Figure content listings:
• • • •

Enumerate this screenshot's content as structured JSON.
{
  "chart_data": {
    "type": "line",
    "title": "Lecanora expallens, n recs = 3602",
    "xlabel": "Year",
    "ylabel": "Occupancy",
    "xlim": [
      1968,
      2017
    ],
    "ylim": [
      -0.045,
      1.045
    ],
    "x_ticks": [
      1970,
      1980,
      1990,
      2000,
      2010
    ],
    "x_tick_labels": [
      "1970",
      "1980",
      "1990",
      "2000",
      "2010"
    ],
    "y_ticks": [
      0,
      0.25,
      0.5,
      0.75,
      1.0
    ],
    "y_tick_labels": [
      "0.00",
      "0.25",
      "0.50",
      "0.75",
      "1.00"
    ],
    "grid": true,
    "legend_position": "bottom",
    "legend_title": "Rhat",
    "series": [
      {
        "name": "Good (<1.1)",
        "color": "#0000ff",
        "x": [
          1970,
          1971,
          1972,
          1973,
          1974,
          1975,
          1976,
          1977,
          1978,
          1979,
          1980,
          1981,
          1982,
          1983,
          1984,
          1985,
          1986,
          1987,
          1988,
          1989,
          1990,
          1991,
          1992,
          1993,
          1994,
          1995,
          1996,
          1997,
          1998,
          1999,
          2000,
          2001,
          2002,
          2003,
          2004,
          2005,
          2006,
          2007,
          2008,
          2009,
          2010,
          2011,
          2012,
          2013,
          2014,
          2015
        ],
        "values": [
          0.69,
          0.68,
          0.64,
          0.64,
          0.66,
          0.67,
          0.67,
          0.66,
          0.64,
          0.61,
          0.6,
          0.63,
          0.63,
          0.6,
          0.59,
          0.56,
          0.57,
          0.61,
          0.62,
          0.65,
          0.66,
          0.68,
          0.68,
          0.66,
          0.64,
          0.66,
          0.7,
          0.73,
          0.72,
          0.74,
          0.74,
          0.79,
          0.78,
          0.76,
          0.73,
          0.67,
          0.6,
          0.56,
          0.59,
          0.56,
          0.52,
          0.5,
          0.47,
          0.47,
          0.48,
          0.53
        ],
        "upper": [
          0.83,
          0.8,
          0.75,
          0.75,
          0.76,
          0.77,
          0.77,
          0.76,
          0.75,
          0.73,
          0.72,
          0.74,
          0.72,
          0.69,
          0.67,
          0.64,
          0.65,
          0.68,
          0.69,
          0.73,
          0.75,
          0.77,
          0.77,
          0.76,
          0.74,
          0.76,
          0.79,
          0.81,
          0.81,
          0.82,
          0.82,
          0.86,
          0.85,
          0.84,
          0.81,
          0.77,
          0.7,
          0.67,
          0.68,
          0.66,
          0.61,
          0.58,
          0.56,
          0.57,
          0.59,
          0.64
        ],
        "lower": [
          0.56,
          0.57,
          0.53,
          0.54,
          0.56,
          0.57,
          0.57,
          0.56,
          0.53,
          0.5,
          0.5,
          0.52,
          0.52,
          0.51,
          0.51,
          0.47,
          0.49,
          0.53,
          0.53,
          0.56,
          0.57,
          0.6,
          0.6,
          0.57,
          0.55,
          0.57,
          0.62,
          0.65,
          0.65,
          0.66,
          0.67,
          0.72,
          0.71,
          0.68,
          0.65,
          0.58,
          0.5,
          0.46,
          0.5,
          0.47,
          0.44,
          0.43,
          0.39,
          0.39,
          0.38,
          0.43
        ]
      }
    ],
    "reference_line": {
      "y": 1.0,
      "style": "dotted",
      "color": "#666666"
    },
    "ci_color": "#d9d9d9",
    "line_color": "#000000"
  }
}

• • • •

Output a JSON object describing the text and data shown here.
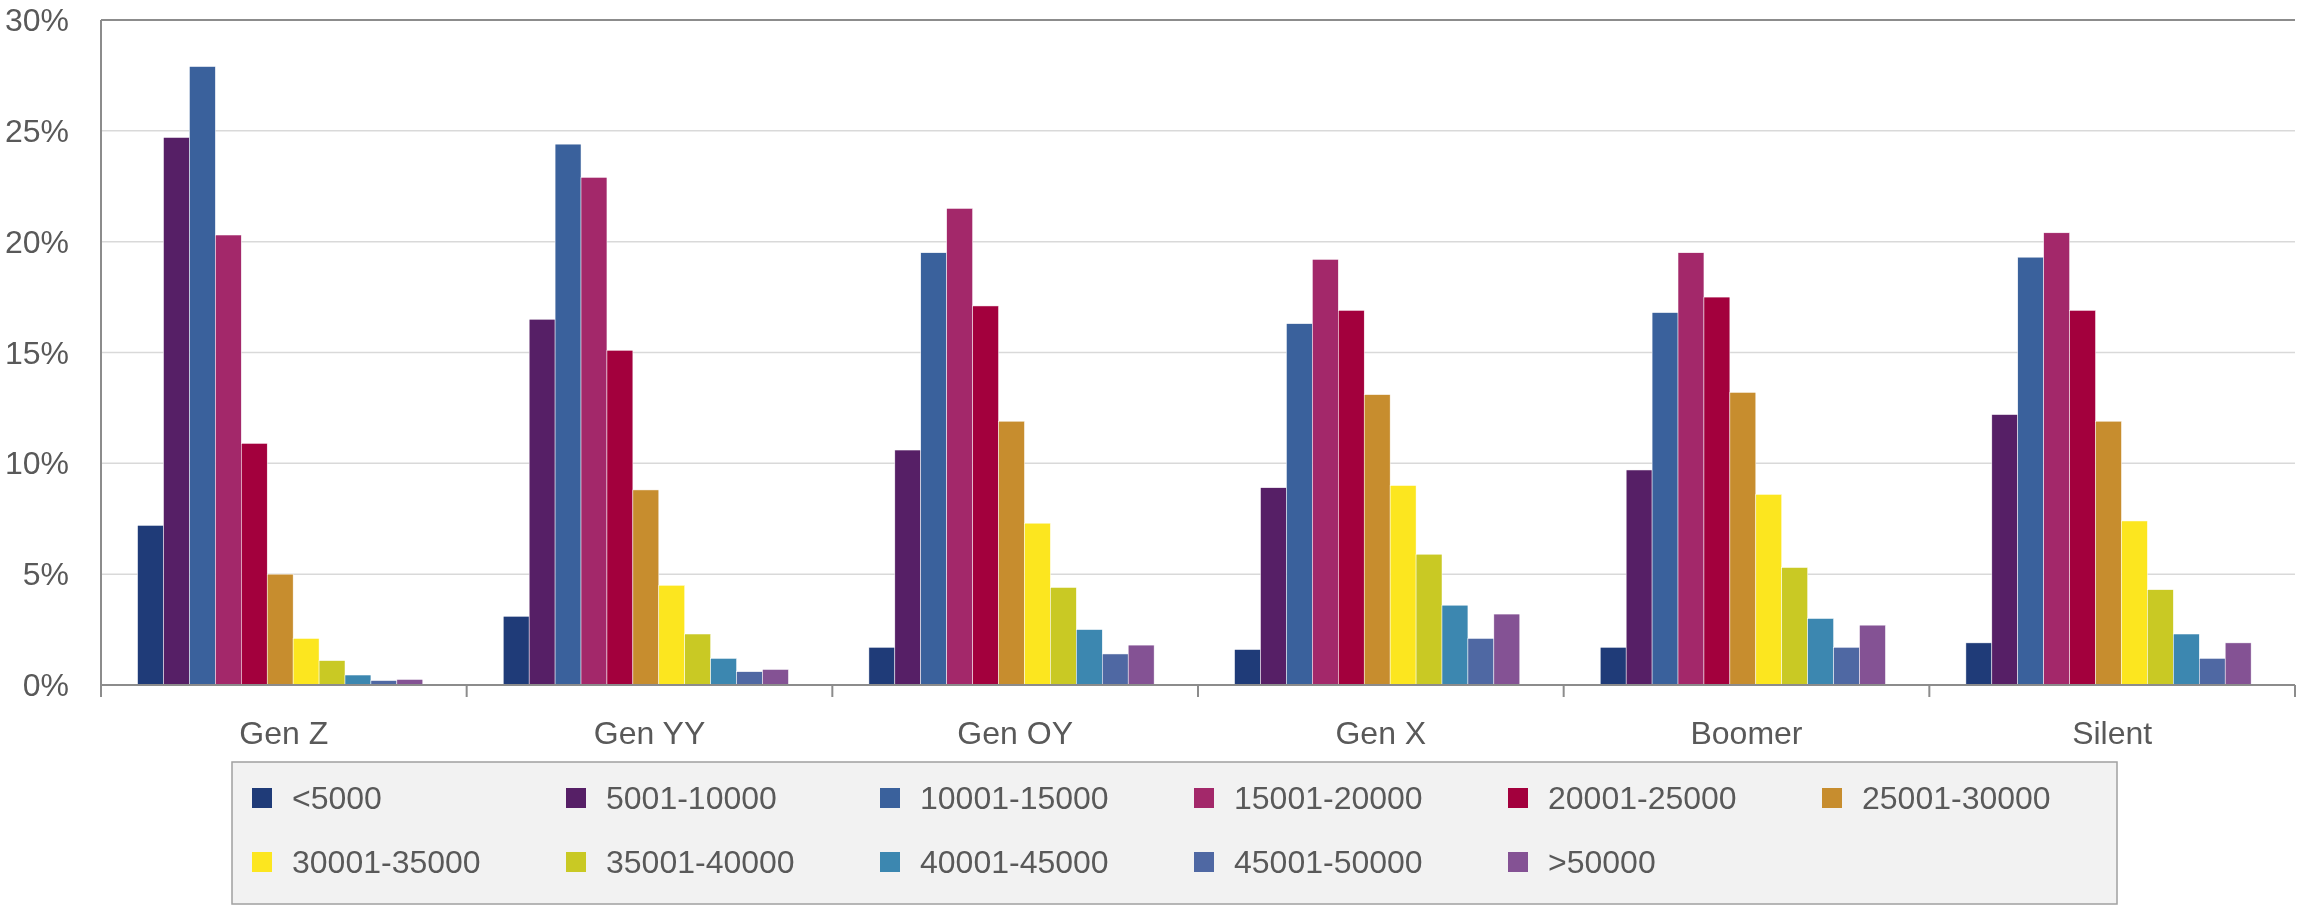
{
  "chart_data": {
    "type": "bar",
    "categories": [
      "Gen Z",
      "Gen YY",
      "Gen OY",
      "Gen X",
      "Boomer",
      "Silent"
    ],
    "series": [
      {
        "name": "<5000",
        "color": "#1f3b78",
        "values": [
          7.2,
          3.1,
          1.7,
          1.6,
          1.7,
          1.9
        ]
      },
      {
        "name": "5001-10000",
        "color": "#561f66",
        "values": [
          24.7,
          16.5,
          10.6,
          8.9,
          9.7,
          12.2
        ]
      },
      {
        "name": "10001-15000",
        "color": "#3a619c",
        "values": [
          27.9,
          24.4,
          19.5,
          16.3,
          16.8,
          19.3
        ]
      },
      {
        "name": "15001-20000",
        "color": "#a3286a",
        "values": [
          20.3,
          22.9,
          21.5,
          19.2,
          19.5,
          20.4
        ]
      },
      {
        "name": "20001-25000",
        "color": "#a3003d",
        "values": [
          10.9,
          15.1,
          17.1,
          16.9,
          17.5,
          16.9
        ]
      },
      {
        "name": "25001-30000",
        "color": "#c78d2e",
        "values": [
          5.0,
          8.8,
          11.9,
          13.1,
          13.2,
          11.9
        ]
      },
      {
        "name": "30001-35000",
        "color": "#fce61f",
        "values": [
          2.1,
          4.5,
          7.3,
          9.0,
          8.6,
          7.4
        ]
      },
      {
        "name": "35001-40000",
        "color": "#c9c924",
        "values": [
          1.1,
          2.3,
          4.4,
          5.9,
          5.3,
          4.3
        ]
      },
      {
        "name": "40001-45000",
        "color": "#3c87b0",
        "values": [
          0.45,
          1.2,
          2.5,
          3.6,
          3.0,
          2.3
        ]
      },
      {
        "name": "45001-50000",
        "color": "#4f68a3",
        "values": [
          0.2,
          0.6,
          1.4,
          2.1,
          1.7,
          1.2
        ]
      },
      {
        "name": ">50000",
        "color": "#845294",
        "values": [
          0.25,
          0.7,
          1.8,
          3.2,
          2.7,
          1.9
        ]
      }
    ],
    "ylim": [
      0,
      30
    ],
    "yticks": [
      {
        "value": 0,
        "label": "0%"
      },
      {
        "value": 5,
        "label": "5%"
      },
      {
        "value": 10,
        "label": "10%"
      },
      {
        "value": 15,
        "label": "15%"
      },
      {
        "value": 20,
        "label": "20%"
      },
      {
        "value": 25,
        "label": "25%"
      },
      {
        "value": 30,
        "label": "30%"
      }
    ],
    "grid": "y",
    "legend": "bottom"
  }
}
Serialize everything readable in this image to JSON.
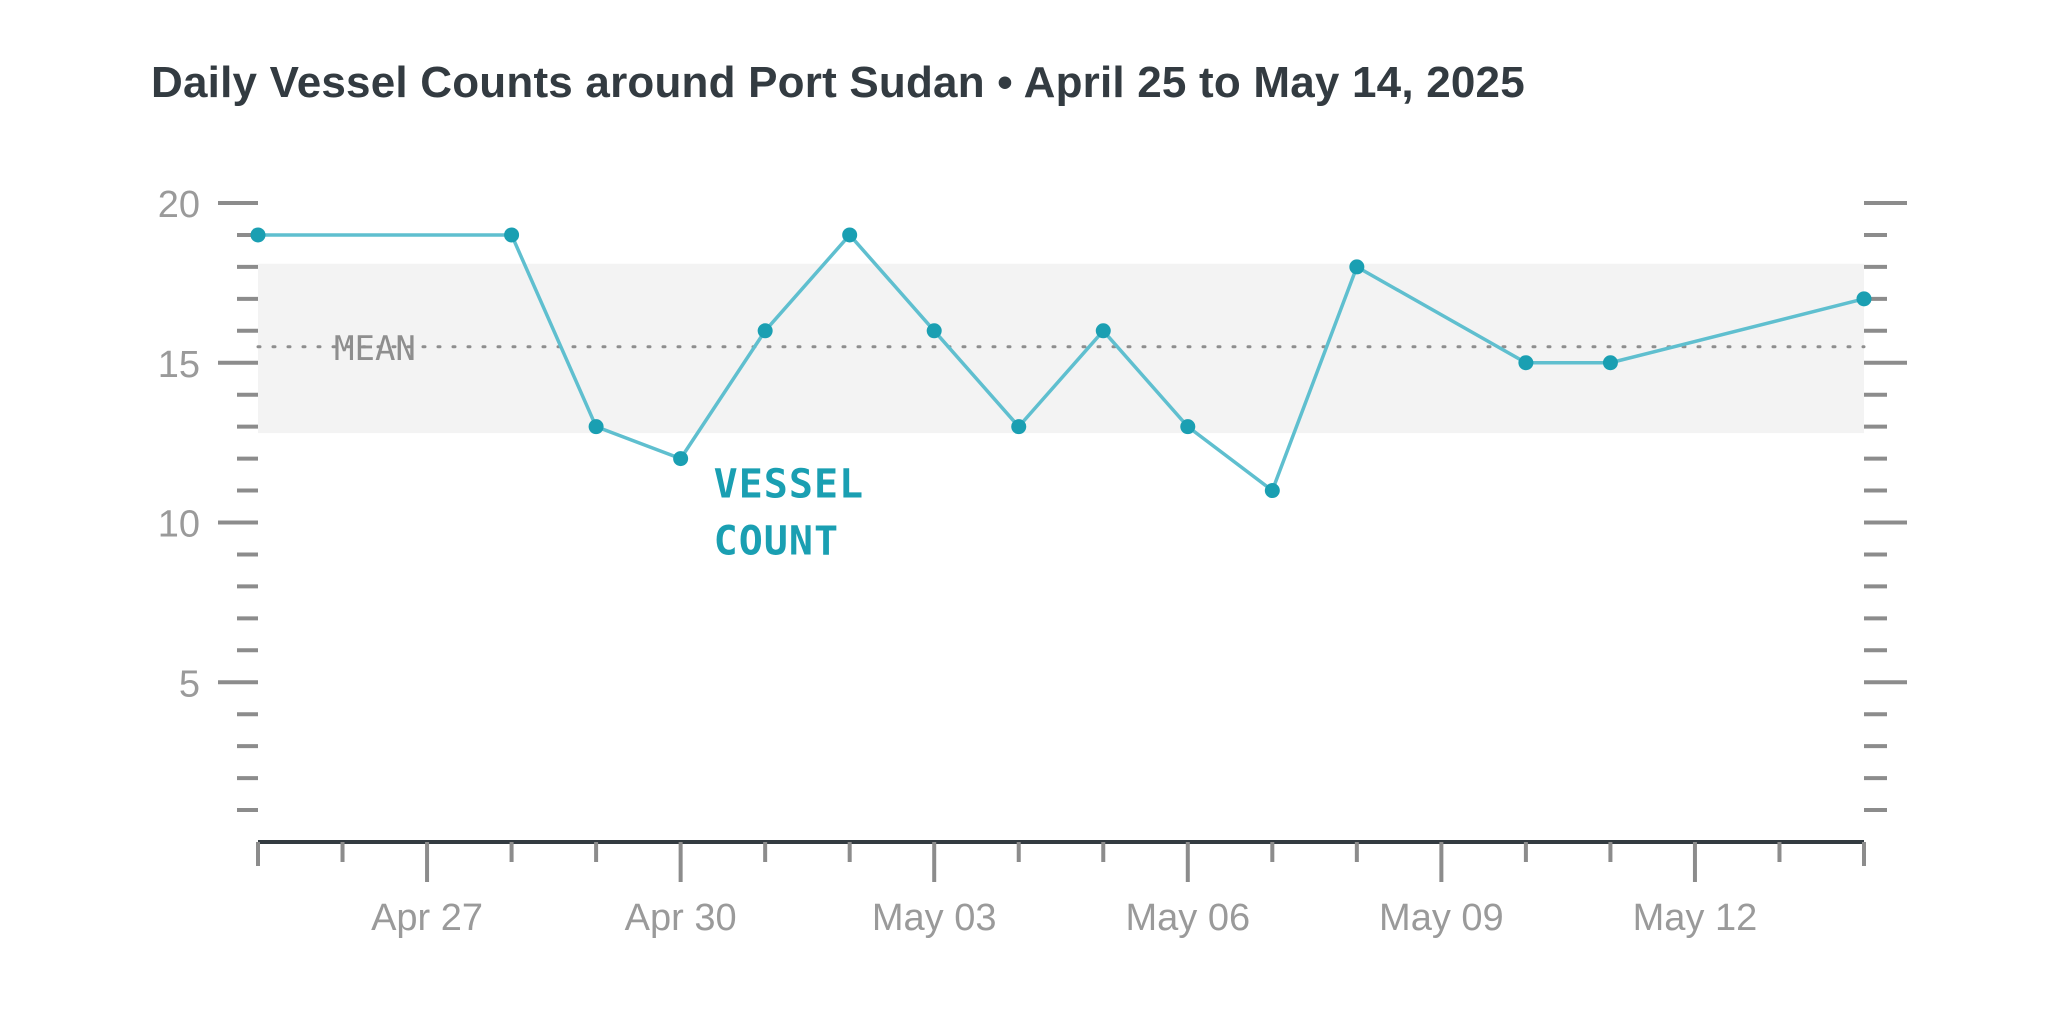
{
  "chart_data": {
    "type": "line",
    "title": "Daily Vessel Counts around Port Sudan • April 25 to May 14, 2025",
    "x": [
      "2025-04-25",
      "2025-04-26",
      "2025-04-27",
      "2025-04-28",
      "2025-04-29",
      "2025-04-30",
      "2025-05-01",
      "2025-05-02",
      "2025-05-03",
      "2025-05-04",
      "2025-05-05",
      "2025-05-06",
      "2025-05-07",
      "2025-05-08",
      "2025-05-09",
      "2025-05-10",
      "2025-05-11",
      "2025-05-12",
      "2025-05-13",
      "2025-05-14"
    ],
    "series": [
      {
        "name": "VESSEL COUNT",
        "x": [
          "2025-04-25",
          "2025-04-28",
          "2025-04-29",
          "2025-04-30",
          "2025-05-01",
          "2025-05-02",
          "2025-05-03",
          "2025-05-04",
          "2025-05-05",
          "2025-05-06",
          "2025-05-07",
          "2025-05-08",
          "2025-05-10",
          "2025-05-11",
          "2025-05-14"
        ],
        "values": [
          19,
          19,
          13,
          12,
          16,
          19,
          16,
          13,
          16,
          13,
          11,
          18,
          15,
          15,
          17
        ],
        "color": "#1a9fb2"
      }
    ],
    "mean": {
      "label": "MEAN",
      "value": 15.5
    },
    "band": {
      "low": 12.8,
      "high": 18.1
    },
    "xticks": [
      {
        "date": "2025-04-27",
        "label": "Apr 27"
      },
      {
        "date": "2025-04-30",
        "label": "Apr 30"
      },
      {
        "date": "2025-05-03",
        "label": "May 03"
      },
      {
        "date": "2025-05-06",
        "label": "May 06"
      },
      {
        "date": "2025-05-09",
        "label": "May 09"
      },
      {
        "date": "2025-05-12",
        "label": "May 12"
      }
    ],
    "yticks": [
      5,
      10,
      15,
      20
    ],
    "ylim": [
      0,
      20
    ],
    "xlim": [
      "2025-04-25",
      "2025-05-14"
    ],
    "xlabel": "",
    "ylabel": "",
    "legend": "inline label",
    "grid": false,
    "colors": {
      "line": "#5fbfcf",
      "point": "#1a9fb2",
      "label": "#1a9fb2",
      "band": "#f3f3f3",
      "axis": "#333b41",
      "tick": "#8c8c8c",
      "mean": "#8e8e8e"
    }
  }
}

• • • •

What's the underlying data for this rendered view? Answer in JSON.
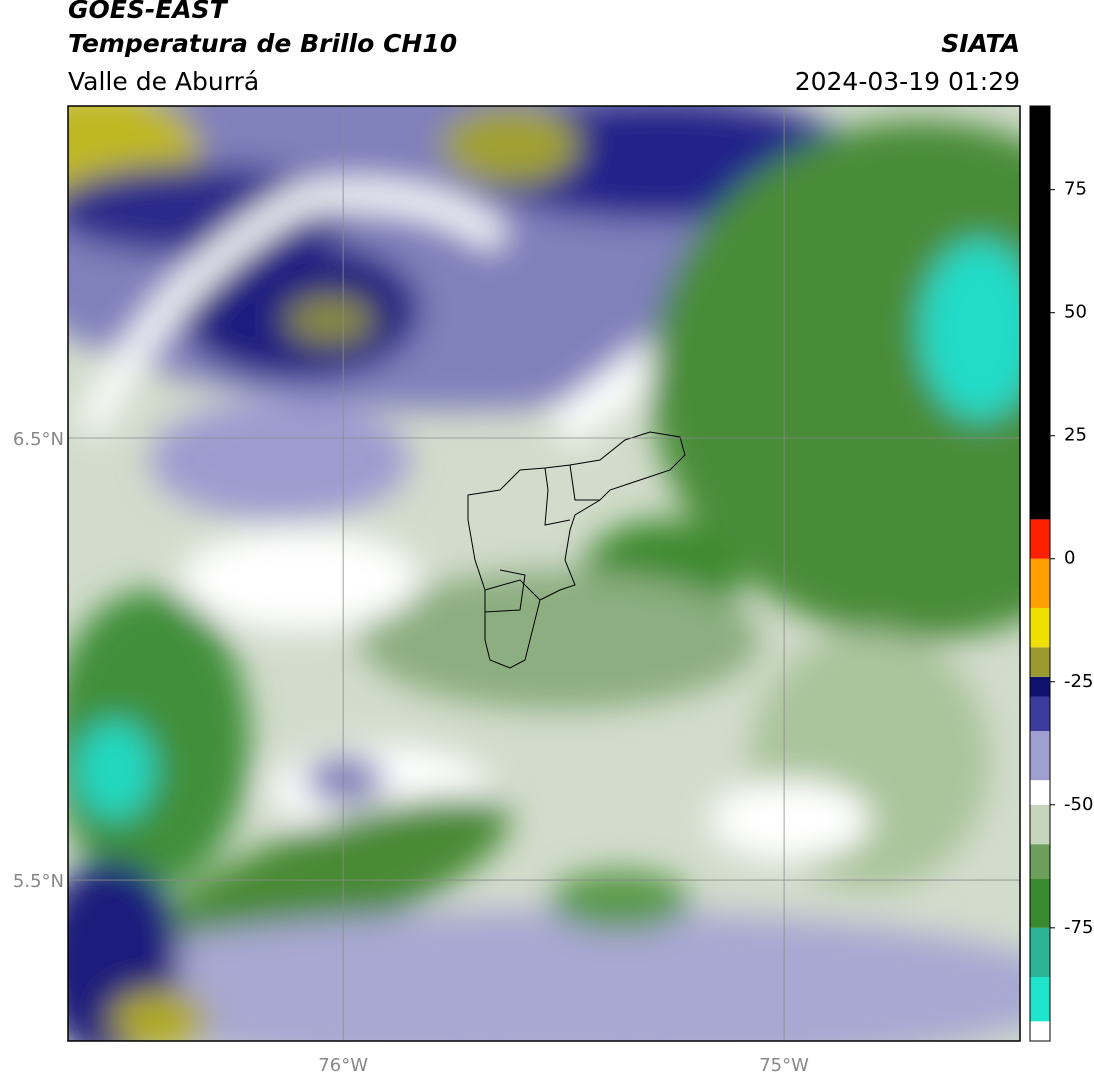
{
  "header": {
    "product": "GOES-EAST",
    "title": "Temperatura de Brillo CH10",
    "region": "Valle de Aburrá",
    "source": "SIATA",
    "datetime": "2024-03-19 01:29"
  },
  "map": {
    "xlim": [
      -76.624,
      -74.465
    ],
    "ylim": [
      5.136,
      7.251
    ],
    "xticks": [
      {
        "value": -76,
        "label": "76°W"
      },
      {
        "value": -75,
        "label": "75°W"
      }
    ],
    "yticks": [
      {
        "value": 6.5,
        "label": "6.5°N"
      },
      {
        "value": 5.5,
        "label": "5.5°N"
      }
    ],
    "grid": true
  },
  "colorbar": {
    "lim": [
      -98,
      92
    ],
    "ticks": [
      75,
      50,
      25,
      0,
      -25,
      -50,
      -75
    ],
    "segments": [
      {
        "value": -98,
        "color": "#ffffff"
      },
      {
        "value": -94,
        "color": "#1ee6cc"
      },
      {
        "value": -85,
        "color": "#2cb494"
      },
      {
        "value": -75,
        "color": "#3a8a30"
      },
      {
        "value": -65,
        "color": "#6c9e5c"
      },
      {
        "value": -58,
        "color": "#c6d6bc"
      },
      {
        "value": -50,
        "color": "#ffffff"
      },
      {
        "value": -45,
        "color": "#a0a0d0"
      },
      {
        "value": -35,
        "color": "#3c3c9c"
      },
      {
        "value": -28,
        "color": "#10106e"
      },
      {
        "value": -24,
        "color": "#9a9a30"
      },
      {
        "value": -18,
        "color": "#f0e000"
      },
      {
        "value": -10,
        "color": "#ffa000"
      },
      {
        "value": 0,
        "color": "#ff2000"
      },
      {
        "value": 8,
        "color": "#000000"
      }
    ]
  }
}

• • • •

Exercise goal
Gather each line of the records holding the string "bottom".

Problem solution
    "legend_position": "bottom",
    "legend": "bottom"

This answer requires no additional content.